Copy each line exactly. Drop every picture.

**** Given records ****

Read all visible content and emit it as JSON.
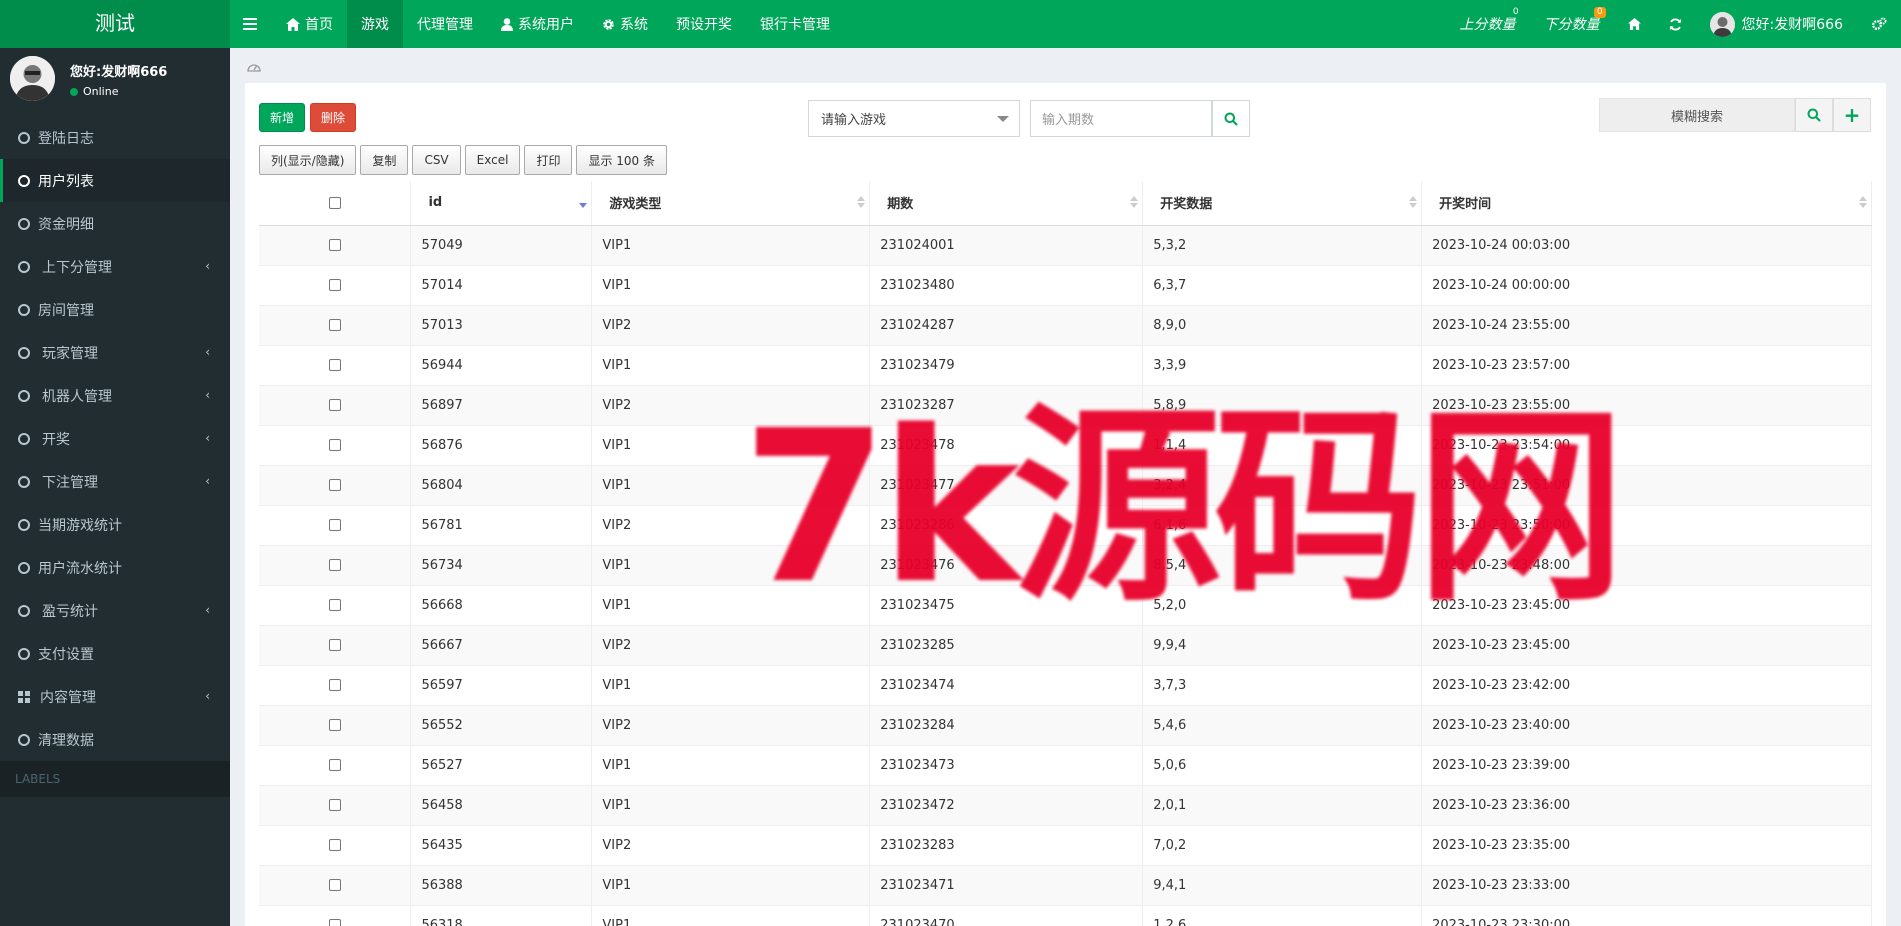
{
  "app": {
    "title": "测试"
  },
  "topnav": {
    "items": [
      {
        "label": "首页",
        "icon": "home-icon"
      },
      {
        "label": "游戏",
        "icon": ""
      },
      {
        "label": "代理管理",
        "icon": ""
      },
      {
        "label": "系统用户",
        "icon": "user-icon"
      },
      {
        "label": "系统",
        "icon": "gear-icon"
      },
      {
        "label": "预设开奖",
        "icon": ""
      },
      {
        "label": "银行卡管理",
        "icon": ""
      }
    ],
    "active_index": 1,
    "up_score": {
      "label": "上分数量",
      "badge": "0"
    },
    "down_score": {
      "label": "下分数量",
      "badge": "0"
    },
    "user_label": "您好:发财啊666"
  },
  "sidebar": {
    "user_name": "您好:发财啊666",
    "status": "Online",
    "items": [
      {
        "label": "登陆日志"
      },
      {
        "label": "用户列表"
      },
      {
        "label": "资金明细"
      },
      {
        "label": "上下分管理"
      },
      {
        "label": "房间管理"
      },
      {
        "label": "玩家管理"
      },
      {
        "label": "机器人管理"
      },
      {
        "label": "开奖"
      },
      {
        "label": "下注管理"
      },
      {
        "label": "当期游戏统计"
      },
      {
        "label": "用户流水统计"
      },
      {
        "label": "盈亏统计"
      },
      {
        "label": "支付设置"
      },
      {
        "label": "内容管理"
      },
      {
        "label": "清理数据"
      }
    ],
    "labels_header": "LABELS"
  },
  "toolbar": {
    "new_label": "新增",
    "delete_label": "删除",
    "game_select_value": "请输入游戏",
    "period_placeholder": "输入期数",
    "fuzzy_placeholder": "模糊搜索",
    "buttons": [
      "列(显示/隐藏)",
      "复制",
      "CSV",
      "Excel",
      "打印",
      "显示 100 条"
    ]
  },
  "table": {
    "headers": [
      "id",
      "游戏类型",
      "期数",
      "开奖数据",
      "开奖时间"
    ],
    "rows": [
      [
        "57049",
        "VIP1",
        "231024001",
        "5,3,2",
        "2023-10-24 00:03:00"
      ],
      [
        "57014",
        "VIP1",
        "231023480",
        "6,3,7",
        "2023-10-24 00:00:00"
      ],
      [
        "57013",
        "VIP2",
        "231024287",
        "8,9,0",
        "2023-10-24 23:55:00"
      ],
      [
        "56944",
        "VIP1",
        "231023479",
        "3,3,9",
        "2023-10-23 23:57:00"
      ],
      [
        "56897",
        "VIP2",
        "231023287",
        "5,8,9",
        "2023-10-23 23:55:00"
      ],
      [
        "56876",
        "VIP1",
        "231023478",
        "1,1,4",
        "2023-10-23 23:54:00"
      ],
      [
        "56804",
        "VIP1",
        "231023477",
        "3,2,4",
        "2023-10-23 23:51:00"
      ],
      [
        "56781",
        "VIP2",
        "231023286",
        "6,1,6",
        "2023-10-23 23:50:00"
      ],
      [
        "56734",
        "VIP1",
        "231023476",
        "8,5,4",
        "2023-10-23 23:48:00"
      ],
      [
        "56668",
        "VIP1",
        "231023475",
        "5,2,0",
        "2023-10-23 23:45:00"
      ],
      [
        "56667",
        "VIP2",
        "231023285",
        "9,9,4",
        "2023-10-23 23:45:00"
      ],
      [
        "56597",
        "VIP1",
        "231023474",
        "3,7,3",
        "2023-10-23 23:42:00"
      ],
      [
        "56552",
        "VIP2",
        "231023284",
        "5,4,6",
        "2023-10-23 23:40:00"
      ],
      [
        "56527",
        "VIP1",
        "231023473",
        "5,0,6",
        "2023-10-23 23:39:00"
      ],
      [
        "56458",
        "VIP1",
        "231023472",
        "2,0,1",
        "2023-10-23 23:36:00"
      ],
      [
        "56435",
        "VIP2",
        "231023283",
        "7,0,2",
        "2023-10-23 23:35:00"
      ],
      [
        "56388",
        "VIP1",
        "231023471",
        "9,4,1",
        "2023-10-23 23:33:00"
      ],
      [
        "56318",
        "VIP1",
        "231023470",
        "1,2,6",
        "2023-10-23 23:30:00"
      ]
    ]
  },
  "watermark": {
    "text": "7k源码网"
  },
  "colors": {
    "primary": "#00a65a",
    "primary_dark": "#008d4c",
    "danger": "#dd4b39",
    "sidebar": "#222d32",
    "watermark": "#e8002a"
  }
}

****

== Answer for this exercise ==
Read all visible content and emit it as JSON.
{
  "app": {
    "title": "测试"
  },
  "topnav": {
    "items": [
      {
        "label": "首页",
        "icon": "home-icon"
      },
      {
        "label": "游戏",
        "icon": ""
      },
      {
        "label": "代理管理",
        "icon": ""
      },
      {
        "label": "系统用户",
        "icon": "user-icon"
      },
      {
        "label": "系统",
        "icon": "gear-icon"
      },
      {
        "label": "预设开奖",
        "icon": ""
      },
      {
        "label": "银行卡管理",
        "icon": ""
      }
    ],
    "active_index": 1,
    "up_score": {
      "label": "上分数量",
      "badge": "0"
    },
    "down_score": {
      "label": "下分数量",
      "badge": "0"
    },
    "user_label": "您好:发财啊666"
  },
  "sidebar": {
    "user_name": "您好:发财啊666",
    "status": "Online",
    "items": [
      {
        "label": "登陆日志"
      },
      {
        "label": "用户列表"
      },
      {
        "label": "资金明细"
      },
      {
        "label": "上下分管理"
      },
      {
        "label": "房间管理"
      },
      {
        "label": "玩家管理"
      },
      {
        "label": "机器人管理"
      },
      {
        "label": "开奖"
      },
      {
        "label": "下注管理"
      },
      {
        "label": "当期游戏统计"
      },
      {
        "label": "用户流水统计"
      },
      {
        "label": "盈亏统计"
      },
      {
        "label": "支付设置"
      },
      {
        "label": "内容管理"
      },
      {
        "label": "清理数据"
      }
    ],
    "labels_header": "LABELS"
  },
  "toolbar": {
    "new_label": "新增",
    "delete_label": "删除",
    "game_select_value": "请输入游戏",
    "period_placeholder": "输入期数",
    "fuzzy_placeholder": "模糊搜索",
    "buttons": [
      "列(显示/隐藏)",
      "复制",
      "CSV",
      "Excel",
      "打印",
      "显示 100 条"
    ]
  },
  "table": {
    "headers": [
      "id",
      "游戏类型",
      "期数",
      "开奖数据",
      "开奖时间"
    ],
    "rows": [
      [
        "57049",
        "VIP1",
        "231024001",
        "5,3,2",
        "2023-10-24 00:03:00"
      ],
      [
        "57014",
        "VIP1",
        "231023480",
        "6,3,7",
        "2023-10-24 00:00:00"
      ],
      [
        "57013",
        "VIP2",
        "231024287",
        "8,9,0",
        "2023-10-24 23:55:00"
      ],
      [
        "56944",
        "VIP1",
        "231023479",
        "3,3,9",
        "2023-10-23 23:57:00"
      ],
      [
        "56897",
        "VIP2",
        "231023287",
        "5,8,9",
        "2023-10-23 23:55:00"
      ],
      [
        "56876",
        "VIP1",
        "231023478",
        "1,1,4",
        "2023-10-23 23:54:00"
      ],
      [
        "56804",
        "VIP1",
        "231023477",
        "3,2,4",
        "2023-10-23 23:51:00"
      ],
      [
        "56781",
        "VIP2",
        "231023286",
        "6,1,6",
        "2023-10-23 23:50:00"
      ],
      [
        "56734",
        "VIP1",
        "231023476",
        "8,5,4",
        "2023-10-23 23:48:00"
      ],
      [
        "56668",
        "VIP1",
        "231023475",
        "5,2,0",
        "2023-10-23 23:45:00"
      ],
      [
        "56667",
        "VIP2",
        "231023285",
        "9,9,4",
        "2023-10-23 23:45:00"
      ],
      [
        "56597",
        "VIP1",
        "231023474",
        "3,7,3",
        "2023-10-23 23:42:00"
      ],
      [
        "56552",
        "VIP2",
        "231023284",
        "5,4,6",
        "2023-10-23 23:40:00"
      ],
      [
        "56527",
        "VIP1",
        "231023473",
        "5,0,6",
        "2023-10-23 23:39:00"
      ],
      [
        "56458",
        "VIP1",
        "231023472",
        "2,0,1",
        "2023-10-23 23:36:00"
      ],
      [
        "56435",
        "VIP2",
        "231023283",
        "7,0,2",
        "2023-10-23 23:35:00"
      ],
      [
        "56388",
        "VIP1",
        "231023471",
        "9,4,1",
        "2023-10-23 23:33:00"
      ],
      [
        "56318",
        "VIP1",
        "231023470",
        "1,2,6",
        "2023-10-23 23:30:00"
      ]
    ]
  },
  "watermark": {
    "text": "7k源码网"
  },
  "colors": {
    "primary": "#00a65a",
    "primary_dark": "#008d4c",
    "danger": "#dd4b39",
    "sidebar": "#222d32",
    "watermark": "#e8002a"
  }
}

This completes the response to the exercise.